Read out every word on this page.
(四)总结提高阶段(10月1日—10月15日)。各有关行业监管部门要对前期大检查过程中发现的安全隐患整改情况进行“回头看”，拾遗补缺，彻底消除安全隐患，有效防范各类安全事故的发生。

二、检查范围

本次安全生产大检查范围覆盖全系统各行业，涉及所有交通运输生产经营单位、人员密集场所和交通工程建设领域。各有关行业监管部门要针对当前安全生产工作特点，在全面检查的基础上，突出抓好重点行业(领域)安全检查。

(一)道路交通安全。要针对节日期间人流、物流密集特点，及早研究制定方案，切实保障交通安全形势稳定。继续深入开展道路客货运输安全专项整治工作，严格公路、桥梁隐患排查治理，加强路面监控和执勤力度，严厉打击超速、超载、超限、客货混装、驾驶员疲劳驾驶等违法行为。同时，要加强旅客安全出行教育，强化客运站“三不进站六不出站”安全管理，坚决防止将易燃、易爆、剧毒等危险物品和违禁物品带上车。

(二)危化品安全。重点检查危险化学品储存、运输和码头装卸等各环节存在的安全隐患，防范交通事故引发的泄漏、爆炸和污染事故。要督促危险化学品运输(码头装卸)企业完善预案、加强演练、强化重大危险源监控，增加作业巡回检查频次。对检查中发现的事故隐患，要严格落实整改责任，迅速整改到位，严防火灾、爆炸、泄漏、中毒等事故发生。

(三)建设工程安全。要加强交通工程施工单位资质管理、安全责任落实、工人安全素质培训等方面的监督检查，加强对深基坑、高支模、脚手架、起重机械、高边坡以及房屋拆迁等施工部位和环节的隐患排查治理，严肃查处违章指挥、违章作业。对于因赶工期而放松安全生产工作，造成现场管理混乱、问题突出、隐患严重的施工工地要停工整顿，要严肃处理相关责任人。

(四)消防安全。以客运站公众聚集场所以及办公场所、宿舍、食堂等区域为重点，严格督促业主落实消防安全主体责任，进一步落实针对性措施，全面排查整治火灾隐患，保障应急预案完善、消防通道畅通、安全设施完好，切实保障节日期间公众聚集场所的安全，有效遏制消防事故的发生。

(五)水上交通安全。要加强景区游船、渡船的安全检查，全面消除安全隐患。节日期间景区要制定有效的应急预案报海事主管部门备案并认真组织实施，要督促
━━━
● INSTRUCTION
Recopy the entries above in their entirety, exactly.

● ANSWER BELOW
Read out every word on this page.
(四)总结提高阶段(10月1日—10月15日)。各有关行业监管部门要对前期大检查过程中发现的安全隐患整改情况进行“回头看”，拾遗补缺，彻底消除安全隐患，有效防范各类安全事故的发生。

二、检查范围

本次安全生产大检查范围覆盖全系统各行业，涉及所有交通运输生产经营单位、人员密集场所和交通工程建设领域。各有关行业监管部门要针对当前安全生产工作特点，在全面检查的基础上，突出抓好重点行业(领域)安全检查。

(一)道路交通安全。要针对节日期间人流、物流密集特点，及早研究制定方案，切实保障交通安全形势稳定。继续深入开展道路客货运输安全专项整治工作，严格公路、桥梁隐患排查治理，加强路面监控和执勤力度，严厉打击超速、超载、超限、客货混装、驾驶员疲劳驾驶等违法行为。同时，要加强旅客安全出行教育，强化客运站“三不进站六不出站”安全管理，坚决防止将易燃、易爆、剧毒等危险物品和违禁物品带上车。

(二)危化品安全。重点检查危险化学品储存、运输和码头装卸等各环节存在的安全隐患，防范交通事故引发的泄漏、爆炸和污染事故。要督促危险化学品运输(码头装卸)企业完善预案、加强演练、强化重大危险源监控，增加作业巡回检查频次。对检查中发现的事故隐患，要严格落实整改责任，迅速整改到位，严防火灾、爆炸、泄漏、中毒等事故发生。

(三)建设工程安全。要加强交通工程施工单位资质管理、安全责任落实、工人安全素质培训等方面的监督检查，加强对深基坑、高支模、脚手架、起重机械、高边坡以及房屋拆迁等施工部位和环节的隐患排查治理，严肃查处违章指挥、违章作业。对于因赶工期而放松安全生产工作，造成现场管理混乱、问题突出、隐患严重的施工工地要停工整顿，要严肃处理相关责任人。

(四)消防安全。以客运站公众聚集场所以及办公场所、宿舍、食堂等区域为重点，严格督促业主落实消防安全主体责任，进一步落实针对性措施，全面排查整治火灾隐患，保障应急预案完善、消防通道畅通、安全设施完好，切实保障节日期间公众聚集场所的安全，有效遏制消防事故的发生。

(五)水上交通安全。要加强景区游船、渡船的安全检查，全面消除安全隐患。节日期间景区要制定有效的应急预案报海事主管部门备案并认真组织实施，要督促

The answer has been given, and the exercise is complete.